* START Extracted entries *

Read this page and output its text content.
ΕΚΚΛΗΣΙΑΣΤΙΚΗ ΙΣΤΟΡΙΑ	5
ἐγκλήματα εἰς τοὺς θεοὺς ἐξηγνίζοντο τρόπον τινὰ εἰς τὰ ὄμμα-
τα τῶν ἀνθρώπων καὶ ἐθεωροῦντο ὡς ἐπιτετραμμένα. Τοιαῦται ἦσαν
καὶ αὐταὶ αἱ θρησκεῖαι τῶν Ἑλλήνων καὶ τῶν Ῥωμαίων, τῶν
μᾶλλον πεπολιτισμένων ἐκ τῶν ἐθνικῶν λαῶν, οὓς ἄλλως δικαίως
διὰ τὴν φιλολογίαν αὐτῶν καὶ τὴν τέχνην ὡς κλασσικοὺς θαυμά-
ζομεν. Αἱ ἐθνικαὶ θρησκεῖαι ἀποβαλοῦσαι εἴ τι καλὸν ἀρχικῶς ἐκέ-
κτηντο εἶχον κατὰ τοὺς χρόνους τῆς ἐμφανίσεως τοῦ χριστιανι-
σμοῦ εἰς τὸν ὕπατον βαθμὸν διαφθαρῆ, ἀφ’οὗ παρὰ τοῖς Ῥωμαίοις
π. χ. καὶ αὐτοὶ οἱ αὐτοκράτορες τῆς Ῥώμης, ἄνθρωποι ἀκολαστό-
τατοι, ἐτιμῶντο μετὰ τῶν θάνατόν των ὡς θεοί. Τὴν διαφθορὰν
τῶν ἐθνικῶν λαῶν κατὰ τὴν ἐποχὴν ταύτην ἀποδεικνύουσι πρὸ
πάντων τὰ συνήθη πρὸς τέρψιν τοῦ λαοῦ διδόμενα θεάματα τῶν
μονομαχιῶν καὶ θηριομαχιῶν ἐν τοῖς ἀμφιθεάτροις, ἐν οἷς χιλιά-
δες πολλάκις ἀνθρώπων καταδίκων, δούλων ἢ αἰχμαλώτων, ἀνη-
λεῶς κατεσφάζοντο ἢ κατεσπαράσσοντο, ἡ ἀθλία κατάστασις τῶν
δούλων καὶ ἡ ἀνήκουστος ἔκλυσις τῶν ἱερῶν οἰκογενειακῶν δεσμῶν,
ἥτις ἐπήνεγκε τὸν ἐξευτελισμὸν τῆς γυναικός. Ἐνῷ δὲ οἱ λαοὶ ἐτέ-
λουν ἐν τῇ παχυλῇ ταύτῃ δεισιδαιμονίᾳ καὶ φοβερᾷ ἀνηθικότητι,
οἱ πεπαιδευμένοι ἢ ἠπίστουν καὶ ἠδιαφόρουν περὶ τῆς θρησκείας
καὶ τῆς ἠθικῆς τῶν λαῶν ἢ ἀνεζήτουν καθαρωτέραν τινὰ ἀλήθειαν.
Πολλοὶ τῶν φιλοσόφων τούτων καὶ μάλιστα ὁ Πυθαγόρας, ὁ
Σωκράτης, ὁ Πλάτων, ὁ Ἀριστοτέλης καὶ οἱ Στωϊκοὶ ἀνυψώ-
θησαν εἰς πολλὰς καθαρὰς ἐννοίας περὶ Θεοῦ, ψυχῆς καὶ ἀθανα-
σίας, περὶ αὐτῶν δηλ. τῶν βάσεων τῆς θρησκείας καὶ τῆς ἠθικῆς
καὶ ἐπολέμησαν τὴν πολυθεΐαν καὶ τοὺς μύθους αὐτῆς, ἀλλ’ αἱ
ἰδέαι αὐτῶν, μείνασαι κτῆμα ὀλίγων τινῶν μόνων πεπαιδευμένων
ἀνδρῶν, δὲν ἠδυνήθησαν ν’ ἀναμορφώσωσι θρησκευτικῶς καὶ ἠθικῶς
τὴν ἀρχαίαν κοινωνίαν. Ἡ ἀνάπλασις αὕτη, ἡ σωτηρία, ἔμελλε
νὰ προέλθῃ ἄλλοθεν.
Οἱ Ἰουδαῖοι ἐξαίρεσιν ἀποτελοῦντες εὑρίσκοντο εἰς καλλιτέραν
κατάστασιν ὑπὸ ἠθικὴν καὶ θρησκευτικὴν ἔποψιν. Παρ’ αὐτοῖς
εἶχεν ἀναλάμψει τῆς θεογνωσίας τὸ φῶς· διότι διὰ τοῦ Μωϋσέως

* END Extracted entries *

* [Instruction] Return all the lines that contain the string "λαῶν".

* [Response for this exercise]
μᾶλλον πεπολιτισμένων ἐκ τῶν ἐθνικῶν λαῶν, οὓς ἄλλως δικαίως
τῶν ἐθνικῶν λαῶν κατὰ τὴν ἐποχὴν ταύτην ἀποδεικνύουσι πρὸ
καὶ τῆς ἠθικῆς τῶν λαῶν ἢ ἀνεζήτουν καθαρωτέραν τινὰ ἀλήθειαν.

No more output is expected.